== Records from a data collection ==
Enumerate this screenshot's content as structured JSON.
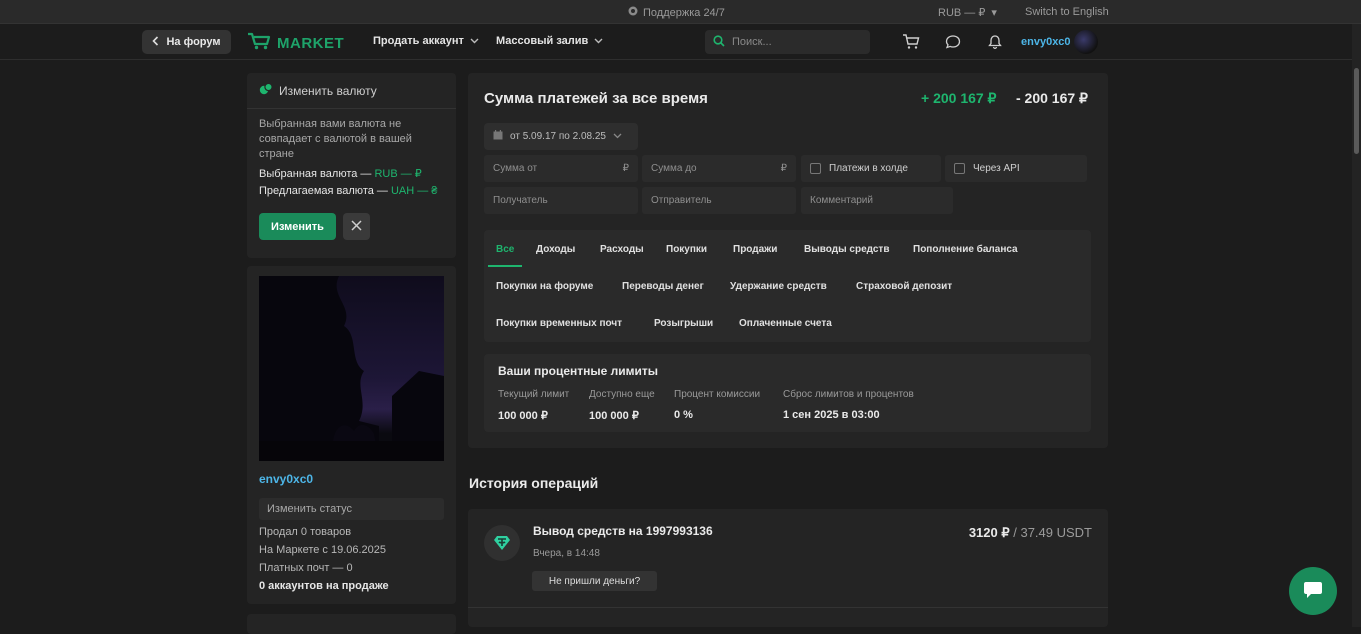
{
  "topbar": {
    "support": "Поддержка 24/7",
    "currency": "RUB — ₽",
    "currency_arrow": "▾",
    "language": "Switch to English"
  },
  "nav": {
    "back_label": "На форум",
    "logo_text": "MARKET",
    "menu": [
      {
        "label": "Продать аккаунт"
      },
      {
        "label": "Массовый залив"
      }
    ],
    "search_placeholder": "Поиск...",
    "username": "envy0xc0"
  },
  "currency_card": {
    "title": "Изменить валюту",
    "text": "Выбранная вами валюта не совпадает с валютой в вашей стране",
    "selected_label": "Выбранная валюта — ",
    "selected_value": "RUB — ₽",
    "suggested_label": "Предлагаемая валюта — ",
    "suggested_value": "UAH — ₴",
    "change_button": "Изменить"
  },
  "profile": {
    "name": "envy0xc0",
    "status_placeholder": "Изменить статус",
    "sold": "Продал 0 товаров",
    "since": "На Маркете с 19.06.2025",
    "paid_mail": "Платных почт — 0",
    "accounts": "0 аккаунтов на продаже"
  },
  "payments": {
    "title": "Сумма платежей за все время",
    "income": "+ 200 167 ₽",
    "outcome": "- 200 167 ₽",
    "date_range": "от 5.09.17 по 2.08.25",
    "filters": {
      "sum_from": "Сумма от",
      "sum_to": "Сумма до",
      "currency_sign": "₽",
      "on_hold": "Платежи в холде",
      "via_api": "Через API",
      "recipient": "Получатель",
      "sender": "Отправитель",
      "comment": "Комментарий"
    },
    "tabs": [
      {
        "label": "Все"
      },
      {
        "label": "Доходы"
      },
      {
        "label": "Расходы"
      },
      {
        "label": "Покупки"
      },
      {
        "label": "Продажи"
      },
      {
        "label": "Выводы средств"
      },
      {
        "label": "Пополнение баланса"
      },
      {
        "label": "Покупки на форуме"
      },
      {
        "label": "Переводы денег"
      },
      {
        "label": "Удержание средств"
      },
      {
        "label": "Страховой депозит"
      },
      {
        "label": "Покупки временных почт"
      },
      {
        "label": "Розыгрыши"
      },
      {
        "label": "Оплаченные счета"
      }
    ],
    "active_tab": "Все"
  },
  "limits": {
    "title": "Ваши процентные лимиты",
    "columns": [
      {
        "label": "Текущий лимит",
        "value": "100 000 ₽"
      },
      {
        "label": "Доступно еще",
        "value": "100 000 ₽"
      },
      {
        "label": "Процент комиссии",
        "value": "0 %"
      },
      {
        "label": "Сброс лимитов и процентов",
        "value": "1 сен 2025 в 03:00"
      }
    ]
  },
  "history": {
    "title": "История операций",
    "items": [
      {
        "title": "Вывод средств на 1997993136",
        "time": "Вчера, в 14:48",
        "button": "Не пришли деньги?",
        "amount": "3120 ₽",
        "amount_alt": " / 37.49 USDT"
      }
    ]
  },
  "colors": {
    "accent": "#1eb56e",
    "button": "#1a8b5a",
    "link": "#4db6e8",
    "bg": "#1c1c1c",
    "card": "#242424"
  }
}
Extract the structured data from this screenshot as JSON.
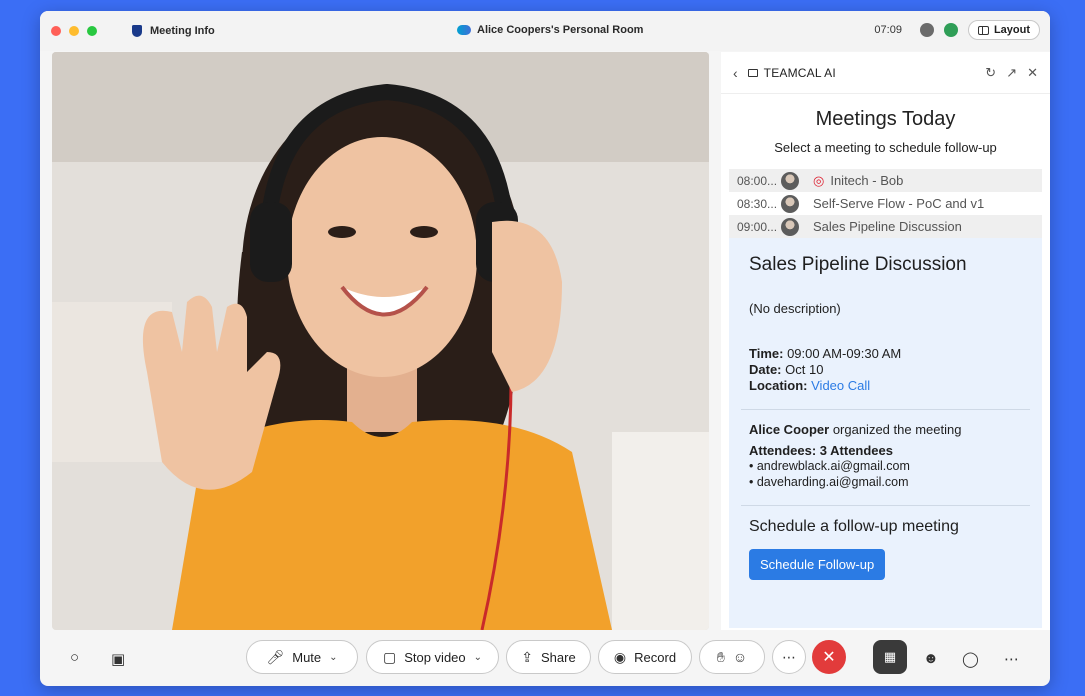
{
  "titlebar": {
    "meeting_info": "Meeting Info",
    "room_title": "Alice Coopers's Personal Room",
    "clock": "07:09",
    "layout_label": "Layout"
  },
  "panel": {
    "brand": "TEAMCAL AI",
    "title": "Meetings Today",
    "subtitle": "Select a meeting to schedule follow-up",
    "meetings": [
      {
        "time": "08:00...",
        "name": "Initech - Bob"
      },
      {
        "time": "08:30...",
        "name": "Self-Serve Flow - PoC and v1"
      },
      {
        "time": "09:00...",
        "name": "Sales Pipeline Discussion"
      }
    ],
    "detail": {
      "title": "Sales Pipeline Discussion",
      "description": "(No description)",
      "time_label": "Time:",
      "time_value": "09:00 AM-09:30 AM",
      "date_label": "Date:",
      "date_value": "Oct 10",
      "location_label": "Location:",
      "location_value": "Video Call",
      "organizer_name": "Alice Cooper",
      "organizer_text": "organized the meeting",
      "attendees_label": "Attendees: 3 Attendees",
      "attendees": [
        "andrewblack.ai@gmail.com",
        "daveharding.ai@gmail.com"
      ],
      "followup_heading": "Schedule a follow-up meeting",
      "followup_button": "Schedule Follow-up"
    }
  },
  "controls": {
    "mute": "Mute",
    "stop_video": "Stop video",
    "share": "Share",
    "record": "Record"
  },
  "colors": {
    "background": "#3b6ef5",
    "accent": "#2b7be4",
    "end_call": "#e23b3b",
    "detail_bg": "#eaf2fd"
  }
}
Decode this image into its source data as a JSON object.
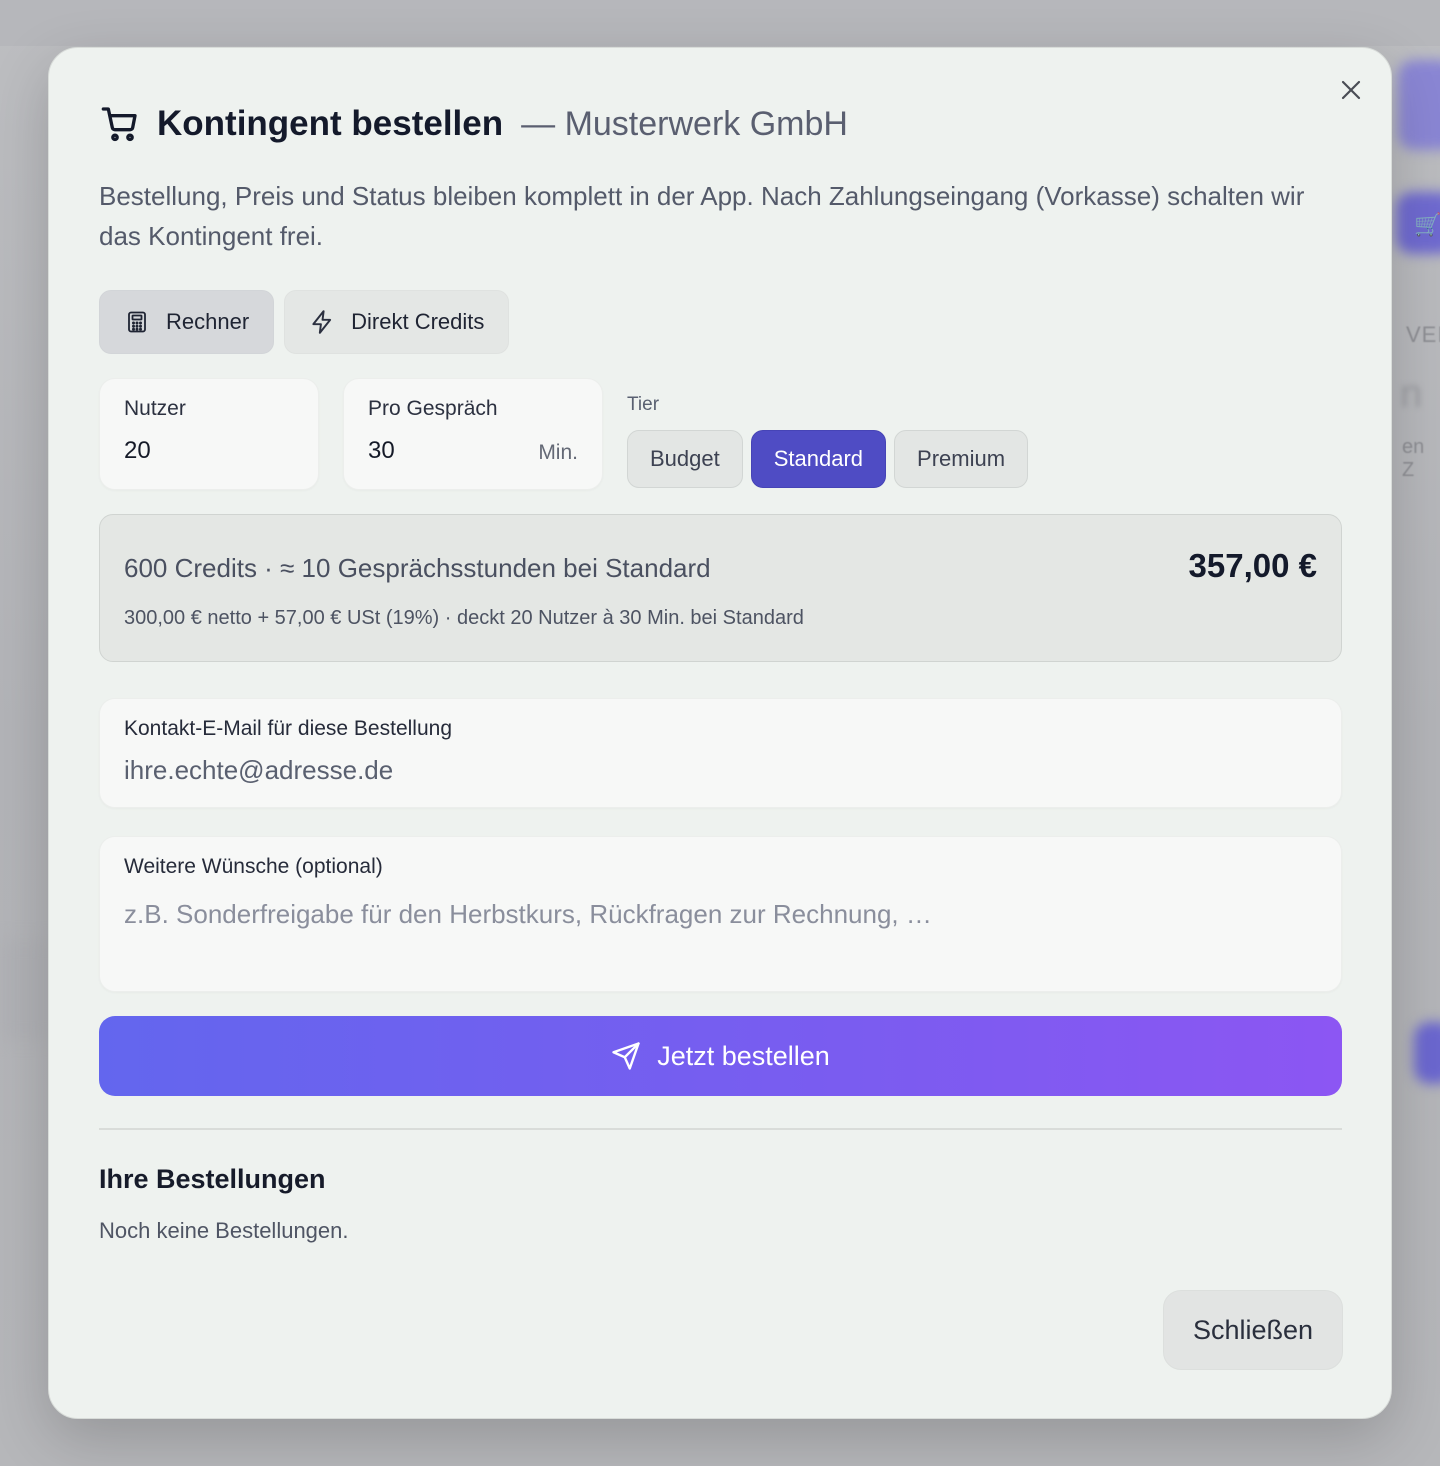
{
  "background": {
    "partial_text_1": "VEI",
    "partial_text_2": "n",
    "partial_text_3": "en Z"
  },
  "modal": {
    "close_icon": "x-icon",
    "title": "Kontingent bestellen",
    "title_suffix": "— Musterwerk GmbH",
    "description": "Bestellung, Preis und Status bleiben komplett in der App. Nach Zahlungseingang (Vorkasse) schalten wir das Kontingent frei.",
    "mode_tabs": [
      {
        "label": "Rechner",
        "icon": "calculator-icon",
        "active": true
      },
      {
        "label": "Direkt Credits",
        "icon": "lightning-icon",
        "active": false
      }
    ],
    "calculator": {
      "users_label": "Nutzer",
      "users_value": "20",
      "per_call_label": "Pro Gespräch",
      "per_call_value": "30",
      "per_call_unit": "Min.",
      "tier_label": "Tier",
      "tiers": [
        {
          "label": "Budget",
          "selected": false
        },
        {
          "label": "Standard",
          "selected": true
        },
        {
          "label": "Premium",
          "selected": false
        }
      ]
    },
    "summary": {
      "main": "600 Credits · ≈ 10 Gesprächsstunden bei Standard",
      "price": "357,00 €",
      "detail": "300,00 € netto + 57,00 € USt (19%) · deckt 20 Nutzer à 30 Min. bei Standard"
    },
    "email": {
      "label": "Kontakt-E-Mail für diese Bestellung",
      "value": "ihre.echte@adresse.de"
    },
    "notes": {
      "label": "Weitere Wünsche (optional)",
      "placeholder": "z.B. Sonderfreigabe für den Herbstkurs, Rückfragen zur Rechnung, …"
    },
    "order_button": "Jetzt bestellen",
    "orders_title": "Ihre Bestellungen",
    "orders_empty": "Noch keine Bestellungen.",
    "close_button": "Schließen"
  },
  "colors": {
    "accent": "#4f4cc4",
    "gradient_start": "#6366ee",
    "gradient_end": "#8c56f3",
    "modal_bg": "#eef2ef"
  }
}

== PROBLEM DESCRIPTION ==
Without including any picture, retype the entries exactly.

== RESULT ==
Enumerate this screenshot's content as structured JSON.
{
  "topbar": {
    "support": "Поддержка 24/7",
    "currency": "RUB — ₽",
    "currency_arrow": "▾",
    "language": "Switch to English"
  },
  "nav": {
    "back_label": "На форум",
    "logo_text": "MARKET",
    "menu": [
      {
        "label": "Продать аккаунт"
      },
      {
        "label": "Массовый залив"
      }
    ],
    "search_placeholder": "Поиск...",
    "username": "envy0xc0"
  },
  "currency_card": {
    "title": "Изменить валюту",
    "text": "Выбранная вами валюта не совпадает с валютой в вашей стране",
    "selected_label": "Выбранная валюта — ",
    "selected_value": "RUB — ₽",
    "suggested_label": "Предлагаемая валюта — ",
    "suggested_value": "UAH — ₴",
    "change_button": "Изменить"
  },
  "profile": {
    "name": "envy0xc0",
    "status_placeholder": "Изменить статус",
    "sold": "Продал 0 товаров",
    "since": "На Маркете с 19.06.2025",
    "paid_mail": "Платных почт — 0",
    "accounts": "0 аккаунтов на продаже"
  },
  "payments": {
    "title": "Сумма платежей за все время",
    "income": "+ 200 167 ₽",
    "outcome": "- 200 167 ₽",
    "date_range": "от 5.09.17 по 2.08.25",
    "filters": {
      "sum_from": "Сумма от",
      "sum_to": "Сумма до",
      "currency_sign": "₽",
      "on_hold": "Платежи в холде",
      "via_api": "Через API",
      "recipient": "Получатель",
      "sender": "Отправитель",
      "comment": "Комментарий"
    },
    "tabs": [
      {
        "label": "Все"
      },
      {
        "label": "Доходы"
      },
      {
        "label": "Расходы"
      },
      {
        "label": "Покупки"
      },
      {
        "label": "Продажи"
      },
      {
        "label": "Выводы средств"
      },
      {
        "label": "Пополнение баланса"
      },
      {
        "label": "Покупки на форуме"
      },
      {
        "label": "Переводы денег"
      },
      {
        "label": "Удержание средств"
      },
      {
        "label": "Страховой депозит"
      },
      {
        "label": "Покупки временных почт"
      },
      {
        "label": "Розыгрыши"
      },
      {
        "label": "Оплаченные счета"
      }
    ],
    "active_tab": "Все"
  },
  "limits": {
    "title": "Ваши процентные лимиты",
    "columns": [
      {
        "label": "Текущий лимит",
        "value": "100 000 ₽"
      },
      {
        "label": "Доступно еще",
        "value": "100 000 ₽"
      },
      {
        "label": "Процент комиссии",
        "value": "0 %"
      },
      {
        "label": "Сброс лимитов и процентов",
        "value": "1 сен 2025 в 03:00"
      }
    ]
  },
  "history": {
    "title": "История операций",
    "items": [
      {
        "title": "Вывод средств на 1997993136",
        "time": "Вчера, в 14:48",
        "button": "Не пришли деньги?",
        "amount": "3120 ₽",
        "amount_alt": " / 37.49 USDT"
      }
    ]
  },
  "colors": {
    "accent": "#1eb56e",
    "button": "#1a8b5a",
    "link": "#4db6e8",
    "bg": "#1c1c1c",
    "card": "#242424"
  }
}
Extract the structured data from this screenshot as JSON.
{
  "titlebar": {
    "meeting_info": "Meeting Info",
    "room_title": "Alice Coopers's Personal Room",
    "clock": "07:09",
    "layout_label": "Layout"
  },
  "panel": {
    "brand": "TEAMCAL AI",
    "title": "Meetings Today",
    "subtitle": "Select a meeting to schedule follow-up",
    "meetings": [
      {
        "time": "08:00...",
        "name": "Initech - Bob"
      },
      {
        "time": "08:30...",
        "name": "Self-Serve Flow - PoC and v1"
      },
      {
        "time": "09:00...",
        "name": "Sales Pipeline Discussion"
      }
    ],
    "detail": {
      "title": "Sales Pipeline Discussion",
      "description": "(No description)",
      "time_label": "Time:",
      "time_value": "09:00 AM-09:30 AM",
      "date_label": "Date:",
      "date_value": "Oct 10",
      "location_label": "Location:",
      "location_value": "Video Call",
      "organizer_name": "Alice Cooper",
      "organizer_text": "organized the meeting",
      "attendees_label": "Attendees: 3 Attendees",
      "attendees": [
        "andrewblack.ai@gmail.com",
        "daveharding.ai@gmail.com"
      ],
      "followup_heading": "Schedule a follow-up meeting",
      "followup_button": "Schedule Follow-up"
    }
  },
  "controls": {
    "mute": "Mute",
    "stop_video": "Stop video",
    "share": "Share",
    "record": "Record"
  },
  "colors": {
    "background": "#3b6ef5",
    "accent": "#2b7be4",
    "end_call": "#e23b3b",
    "detail_bg": "#eaf2fd"
  }
}
Decode this image into its source data as a JSON object.
{
  "background": {
    "partial_text_1": "VEI",
    "partial_text_2": "n",
    "partial_text_3": "en Z"
  },
  "modal": {
    "close_icon": "x-icon",
    "title": "Kontingent bestellen",
    "title_suffix": "— Musterwerk GmbH",
    "description": "Bestellung, Preis und Status bleiben komplett in der App. Nach Zahlungseingang (Vorkasse) schalten wir das Kontingent frei.",
    "mode_tabs": [
      {
        "label": "Rechner",
        "icon": "calculator-icon",
        "active": true
      },
      {
        "label": "Direkt Credits",
        "icon": "lightning-icon",
        "active": false
      }
    ],
    "calculator": {
      "users_label": "Nutzer",
      "users_value": "20",
      "per_call_label": "Pro Gespräch",
      "per_call_value": "30",
      "per_call_unit": "Min.",
      "tier_label": "Tier",
      "tiers": [
        {
          "label": "Budget",
          "selected": false
        },
        {
          "label": "Standard",
          "selected": true
        },
        {
          "label": "Premium",
          "selected": false
        }
      ]
    },
    "summary": {
      "main": "600 Credits · ≈ 10 Gesprächsstunden bei Standard",
      "price": "357,00 €",
      "detail": "300,00 € netto + 57,00 € USt (19%) · deckt 20 Nutzer à 30 Min. bei Standard"
    },
    "email": {
      "label": "Kontakt-E-Mail für diese Bestellung",
      "value": "ihre.echte@adresse.de"
    },
    "notes": {
      "label": "Weitere Wünsche (optional)",
      "placeholder": "z.B. Sonderfreigabe für den Herbstkurs, Rückfragen zur Rechnung, …"
    },
    "order_button": "Jetzt bestellen",
    "orders_title": "Ihre Bestellungen",
    "orders_empty": "Noch keine Bestellungen.",
    "close_button": "Schließen"
  },
  "colors": {
    "accent": "#4f4cc4",
    "gradient_start": "#6366ee",
    "gradient_end": "#8c56f3",
    "modal_bg": "#eef2ef"
  }
}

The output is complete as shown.